Excerpted passage:
---------------

From: Suresh Siddha <suresh.b.siddha@intel.com>
To: Peter Zijlstra <peterz@infradead.org>
Cc: linux-kernel <linux-kernel@vger.kernel.org>,
Ingo Molnar <mingo@elte.hu>, Paul Turner <pjt@google.com>,
Mike Galbraith <efault@gmx.de>
Subject: Re: sched: Avoid SMT siblings in select_idle_sibling() if possible
Date: Tue, 15 Nov 2011 17:14:22 -0800 [thread overview]
Message-ID: <1321406062.16760.60.camel@sbsiddha-desk.sc.intel.com> (raw)
In-Reply-To: <1321350377.1421.55.camel@twins>
On Tue, 2011-11-15 at 01:46 -0800, Peter Zijlstra wrote:
> @@ -2346,25 +2347,38 @@ static int select_idle_sibling(struct ta
> * Otherwise, iterate the domains and find an elegible idle cpu.
> */
> rcu_read_lock();
> +again:
> for_each_domain(target, sd) {
> - if (!(sd->flags & SD_SHARE_PKG_RESOURCES))
> - break;
> + if (!smt && (sd->flags & SD_SHARE_CPUPOWER))
> + continue;
>
> - for_each_cpu_and(i, sched_domain_span(sd), tsk_cpus_allowed(p)) {
> - if (idle_cpu(i)) {
> - target = i;
> - break;
> + if (!(sd->flags & SD_SHARE_PKG_RESOURCES)) {
> + if (!smt) {
> + smt = 1;
> + goto again;
> }
> + break;
> }
It looks like you will be checking the core domain twice (with smt == 0
and smt == 1) if there are no idle siblings.
How about this patch which is more self explanatory?
---
Avoid select_idle_sibling() from picking a sibling thread if there's
an idle core that shares cache.
Signed-off-by: Suresh Siddha <suresh.b.siddha@intel.com>
---
kernel/sched.c | 2 +
kernel/sched_fair.c | 54 +++++++++++++++++++++++++++++++++++---------------
2 files changed, 40 insertions(+), 16 deletions(-)
diff --git a/kernel/sched.c b/kernel/sched.c
index 0e9344a..4b0bc6a 100644
--- a/kernel/sched.c
+++ b/kernel/sched.c
@@ -734,6 +734,8 @@ static inline int cpu_of(struct rq *rq)
#define for_each_domain(cpu, __sd) \
for (__sd = rcu_dereference_check_sched_domain(cpu_rq(cpu)->sd); __sd; __sd = __sd->parent)
+#define for_each_lower_domain(sd) for (; sd; sd = sd->child)
+
#define cpu_rq(cpu) (&per_cpu(runqueues, (cpu)))

---------------

Provided data:

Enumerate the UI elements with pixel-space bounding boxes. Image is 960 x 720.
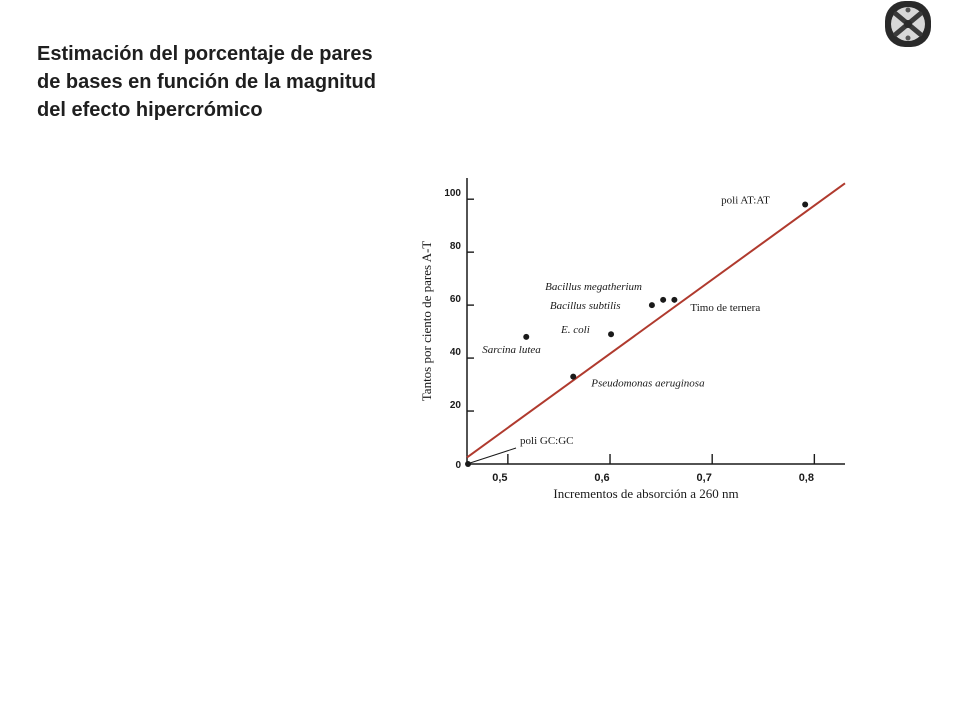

---------------

Exercise tasks:
A. In the scheduler mailing-list reply, why does Suresh Siddha offer his own patch instead of Peter Zijlstra's version?
B. List every recipient in the Cc line of the scheduler mailing-list reply, with their addresses.

Task results:
A. He notes that Peter Zijlstra's version would check the core domain twice, once with smt == 0 and again with smt == 1, when there are no idle siblings. He also presents his patch as more self-explanatory.

B.
- linux-kernel <linux-kernel@vger.kernel.org>
- Ingo Molnar <mingo@elte.hu>
- Paul Turner <pjt@google.com>
- Mike Galbraith <efault@gmx.de>